─── RECORDS FOR THIS EXERCISE
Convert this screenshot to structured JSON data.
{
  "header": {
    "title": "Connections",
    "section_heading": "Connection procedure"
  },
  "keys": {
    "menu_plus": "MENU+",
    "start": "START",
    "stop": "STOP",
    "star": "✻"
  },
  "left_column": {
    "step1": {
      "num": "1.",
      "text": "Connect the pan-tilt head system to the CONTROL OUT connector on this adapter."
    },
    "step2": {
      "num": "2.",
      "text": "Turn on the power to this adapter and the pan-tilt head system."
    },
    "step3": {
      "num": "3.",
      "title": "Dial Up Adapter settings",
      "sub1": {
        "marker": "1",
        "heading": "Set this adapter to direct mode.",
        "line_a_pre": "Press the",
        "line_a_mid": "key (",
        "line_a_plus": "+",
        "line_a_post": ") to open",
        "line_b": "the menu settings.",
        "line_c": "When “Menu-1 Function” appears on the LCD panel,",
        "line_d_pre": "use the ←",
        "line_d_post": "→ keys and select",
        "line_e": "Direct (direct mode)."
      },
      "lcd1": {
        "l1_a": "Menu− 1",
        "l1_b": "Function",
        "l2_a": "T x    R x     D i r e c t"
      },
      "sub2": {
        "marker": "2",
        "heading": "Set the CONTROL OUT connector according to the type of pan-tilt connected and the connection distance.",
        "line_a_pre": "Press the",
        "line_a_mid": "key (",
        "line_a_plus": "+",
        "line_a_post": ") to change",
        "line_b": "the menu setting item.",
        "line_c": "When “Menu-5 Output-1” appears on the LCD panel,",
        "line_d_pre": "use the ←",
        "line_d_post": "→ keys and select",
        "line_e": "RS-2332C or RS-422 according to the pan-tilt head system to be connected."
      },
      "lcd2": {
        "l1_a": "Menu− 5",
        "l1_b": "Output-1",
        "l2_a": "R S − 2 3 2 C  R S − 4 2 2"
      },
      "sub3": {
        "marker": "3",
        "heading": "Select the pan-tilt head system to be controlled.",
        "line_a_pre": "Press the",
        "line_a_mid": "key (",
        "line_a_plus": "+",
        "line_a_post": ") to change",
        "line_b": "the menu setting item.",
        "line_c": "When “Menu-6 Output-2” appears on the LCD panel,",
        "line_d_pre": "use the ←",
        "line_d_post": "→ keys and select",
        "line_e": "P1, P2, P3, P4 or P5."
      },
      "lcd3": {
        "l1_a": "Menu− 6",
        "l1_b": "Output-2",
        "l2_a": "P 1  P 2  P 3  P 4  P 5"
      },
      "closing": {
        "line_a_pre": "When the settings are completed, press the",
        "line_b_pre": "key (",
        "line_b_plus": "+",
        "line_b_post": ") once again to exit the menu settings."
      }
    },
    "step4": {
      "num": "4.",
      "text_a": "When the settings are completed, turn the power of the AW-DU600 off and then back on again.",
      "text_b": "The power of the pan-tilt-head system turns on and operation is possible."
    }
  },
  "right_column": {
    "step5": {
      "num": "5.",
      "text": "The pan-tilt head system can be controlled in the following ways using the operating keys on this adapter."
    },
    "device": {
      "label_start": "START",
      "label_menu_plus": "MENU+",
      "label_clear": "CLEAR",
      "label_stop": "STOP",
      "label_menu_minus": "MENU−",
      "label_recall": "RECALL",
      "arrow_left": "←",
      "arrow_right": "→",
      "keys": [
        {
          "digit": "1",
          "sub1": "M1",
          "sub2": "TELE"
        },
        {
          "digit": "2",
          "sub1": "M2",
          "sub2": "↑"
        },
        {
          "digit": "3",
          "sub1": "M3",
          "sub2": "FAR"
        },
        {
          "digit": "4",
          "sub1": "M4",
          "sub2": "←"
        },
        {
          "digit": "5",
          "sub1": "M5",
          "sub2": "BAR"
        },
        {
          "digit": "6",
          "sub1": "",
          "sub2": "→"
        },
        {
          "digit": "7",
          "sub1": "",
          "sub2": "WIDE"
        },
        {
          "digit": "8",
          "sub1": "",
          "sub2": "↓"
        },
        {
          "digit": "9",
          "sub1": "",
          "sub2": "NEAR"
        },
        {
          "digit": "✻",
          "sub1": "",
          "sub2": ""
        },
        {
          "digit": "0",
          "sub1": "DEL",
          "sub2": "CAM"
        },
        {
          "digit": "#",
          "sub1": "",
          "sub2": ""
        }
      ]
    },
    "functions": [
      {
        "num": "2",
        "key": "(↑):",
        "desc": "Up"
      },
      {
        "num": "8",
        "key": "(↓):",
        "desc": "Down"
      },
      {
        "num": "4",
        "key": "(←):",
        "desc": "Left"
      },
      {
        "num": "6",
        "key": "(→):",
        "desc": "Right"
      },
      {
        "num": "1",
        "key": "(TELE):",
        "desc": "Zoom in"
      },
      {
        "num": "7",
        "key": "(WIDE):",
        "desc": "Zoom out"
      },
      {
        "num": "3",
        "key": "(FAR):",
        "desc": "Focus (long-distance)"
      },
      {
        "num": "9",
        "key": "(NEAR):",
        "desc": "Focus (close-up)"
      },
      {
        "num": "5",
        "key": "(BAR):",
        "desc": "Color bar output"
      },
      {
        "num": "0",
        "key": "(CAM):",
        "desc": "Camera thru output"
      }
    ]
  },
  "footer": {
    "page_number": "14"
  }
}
──────
─── RECORDS FOR THIS EXERCISE
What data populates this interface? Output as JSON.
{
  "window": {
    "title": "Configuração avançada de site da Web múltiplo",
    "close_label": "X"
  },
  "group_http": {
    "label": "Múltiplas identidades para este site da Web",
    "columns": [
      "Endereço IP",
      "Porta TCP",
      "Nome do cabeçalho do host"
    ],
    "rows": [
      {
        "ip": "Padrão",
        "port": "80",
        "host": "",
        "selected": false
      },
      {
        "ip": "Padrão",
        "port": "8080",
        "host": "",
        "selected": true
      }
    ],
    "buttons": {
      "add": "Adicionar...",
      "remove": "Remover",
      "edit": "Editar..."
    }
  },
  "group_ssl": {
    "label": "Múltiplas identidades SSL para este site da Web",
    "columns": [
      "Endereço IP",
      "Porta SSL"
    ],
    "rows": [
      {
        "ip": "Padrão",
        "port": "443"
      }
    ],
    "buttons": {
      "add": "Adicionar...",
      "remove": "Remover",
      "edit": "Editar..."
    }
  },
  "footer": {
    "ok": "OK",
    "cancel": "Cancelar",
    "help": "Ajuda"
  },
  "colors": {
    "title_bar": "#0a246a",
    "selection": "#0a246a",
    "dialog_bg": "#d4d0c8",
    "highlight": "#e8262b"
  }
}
──────
─── RECORDS FOR THIS EXERCISE
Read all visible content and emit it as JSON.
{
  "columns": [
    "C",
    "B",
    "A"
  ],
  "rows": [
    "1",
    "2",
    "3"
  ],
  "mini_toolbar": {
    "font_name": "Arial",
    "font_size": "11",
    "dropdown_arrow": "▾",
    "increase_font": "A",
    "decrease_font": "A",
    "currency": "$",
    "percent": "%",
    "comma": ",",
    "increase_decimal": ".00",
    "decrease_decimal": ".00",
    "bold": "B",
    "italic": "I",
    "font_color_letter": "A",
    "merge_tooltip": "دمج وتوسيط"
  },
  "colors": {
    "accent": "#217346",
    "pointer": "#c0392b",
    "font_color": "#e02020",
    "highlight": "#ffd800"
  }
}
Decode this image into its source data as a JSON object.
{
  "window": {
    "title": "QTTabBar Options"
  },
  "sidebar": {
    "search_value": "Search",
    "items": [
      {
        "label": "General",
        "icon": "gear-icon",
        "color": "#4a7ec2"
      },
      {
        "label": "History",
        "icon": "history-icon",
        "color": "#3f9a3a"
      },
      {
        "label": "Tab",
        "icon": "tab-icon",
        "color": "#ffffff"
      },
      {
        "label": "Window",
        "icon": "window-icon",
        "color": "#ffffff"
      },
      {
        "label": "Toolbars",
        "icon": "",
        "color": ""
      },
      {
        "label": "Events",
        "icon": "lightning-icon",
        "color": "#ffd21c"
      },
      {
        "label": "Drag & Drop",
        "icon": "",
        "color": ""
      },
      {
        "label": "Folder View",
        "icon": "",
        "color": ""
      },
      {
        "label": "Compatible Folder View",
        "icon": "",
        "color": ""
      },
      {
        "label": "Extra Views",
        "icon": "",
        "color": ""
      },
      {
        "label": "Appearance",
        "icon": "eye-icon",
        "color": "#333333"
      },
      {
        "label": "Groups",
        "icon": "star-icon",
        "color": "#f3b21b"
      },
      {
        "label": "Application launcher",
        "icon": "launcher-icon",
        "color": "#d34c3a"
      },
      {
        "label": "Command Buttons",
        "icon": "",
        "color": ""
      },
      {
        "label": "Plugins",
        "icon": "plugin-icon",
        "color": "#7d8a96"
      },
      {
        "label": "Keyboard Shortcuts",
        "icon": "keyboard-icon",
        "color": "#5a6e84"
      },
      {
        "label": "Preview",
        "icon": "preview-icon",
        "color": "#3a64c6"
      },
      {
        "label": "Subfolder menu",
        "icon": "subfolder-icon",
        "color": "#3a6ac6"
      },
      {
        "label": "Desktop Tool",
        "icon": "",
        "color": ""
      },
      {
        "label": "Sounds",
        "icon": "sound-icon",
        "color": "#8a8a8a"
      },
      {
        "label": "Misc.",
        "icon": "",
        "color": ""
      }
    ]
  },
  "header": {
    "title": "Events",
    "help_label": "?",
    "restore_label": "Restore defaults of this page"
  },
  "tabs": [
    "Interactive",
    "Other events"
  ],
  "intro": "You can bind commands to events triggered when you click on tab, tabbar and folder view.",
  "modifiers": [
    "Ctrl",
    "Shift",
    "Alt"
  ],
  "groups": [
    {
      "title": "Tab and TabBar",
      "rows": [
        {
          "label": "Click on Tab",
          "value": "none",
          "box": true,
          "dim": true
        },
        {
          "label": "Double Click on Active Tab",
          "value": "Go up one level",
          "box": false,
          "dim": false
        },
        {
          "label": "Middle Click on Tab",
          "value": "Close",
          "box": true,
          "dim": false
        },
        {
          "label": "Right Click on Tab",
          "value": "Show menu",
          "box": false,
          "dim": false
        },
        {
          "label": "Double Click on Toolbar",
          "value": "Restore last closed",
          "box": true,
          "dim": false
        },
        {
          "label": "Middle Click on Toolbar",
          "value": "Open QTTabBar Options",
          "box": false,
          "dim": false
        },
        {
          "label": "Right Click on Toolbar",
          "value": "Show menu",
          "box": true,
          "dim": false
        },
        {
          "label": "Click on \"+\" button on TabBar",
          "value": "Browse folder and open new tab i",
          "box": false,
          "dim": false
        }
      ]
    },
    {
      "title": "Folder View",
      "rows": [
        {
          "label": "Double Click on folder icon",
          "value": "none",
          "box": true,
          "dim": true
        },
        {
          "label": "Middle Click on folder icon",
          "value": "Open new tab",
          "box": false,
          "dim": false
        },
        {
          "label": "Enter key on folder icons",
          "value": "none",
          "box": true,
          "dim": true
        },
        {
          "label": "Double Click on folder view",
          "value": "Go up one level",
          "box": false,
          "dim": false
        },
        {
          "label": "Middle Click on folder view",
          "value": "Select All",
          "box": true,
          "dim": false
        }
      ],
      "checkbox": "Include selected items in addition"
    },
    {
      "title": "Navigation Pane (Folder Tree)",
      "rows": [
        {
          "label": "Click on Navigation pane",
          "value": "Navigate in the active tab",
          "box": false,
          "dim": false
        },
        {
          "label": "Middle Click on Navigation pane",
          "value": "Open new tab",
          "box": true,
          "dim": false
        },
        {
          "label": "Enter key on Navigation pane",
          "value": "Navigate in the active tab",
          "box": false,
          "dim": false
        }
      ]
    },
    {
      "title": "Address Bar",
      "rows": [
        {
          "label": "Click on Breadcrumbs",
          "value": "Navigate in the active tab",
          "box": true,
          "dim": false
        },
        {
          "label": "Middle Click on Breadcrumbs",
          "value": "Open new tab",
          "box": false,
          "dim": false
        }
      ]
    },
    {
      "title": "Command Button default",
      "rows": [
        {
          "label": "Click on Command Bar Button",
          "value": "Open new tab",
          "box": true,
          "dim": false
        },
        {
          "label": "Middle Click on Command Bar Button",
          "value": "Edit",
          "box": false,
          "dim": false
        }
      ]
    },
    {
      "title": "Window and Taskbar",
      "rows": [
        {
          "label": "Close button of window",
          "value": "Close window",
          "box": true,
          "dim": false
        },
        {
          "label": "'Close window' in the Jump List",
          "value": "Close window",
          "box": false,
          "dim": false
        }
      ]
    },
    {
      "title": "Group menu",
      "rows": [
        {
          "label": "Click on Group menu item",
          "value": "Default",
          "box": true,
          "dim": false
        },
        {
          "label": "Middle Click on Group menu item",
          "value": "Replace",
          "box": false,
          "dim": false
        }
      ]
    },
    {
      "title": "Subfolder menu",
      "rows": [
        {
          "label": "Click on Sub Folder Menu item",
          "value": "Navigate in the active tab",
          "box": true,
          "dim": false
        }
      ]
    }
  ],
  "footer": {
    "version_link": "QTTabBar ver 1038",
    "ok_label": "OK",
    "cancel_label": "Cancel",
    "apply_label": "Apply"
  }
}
──────
== TASK TO CARRY OUT ==
Find the word "Options" in the data and show each line that holds it.

== FINISHED ANSWER ==
    "title": "QTTabBar Options"
          "value": "Open QTTabBar Options",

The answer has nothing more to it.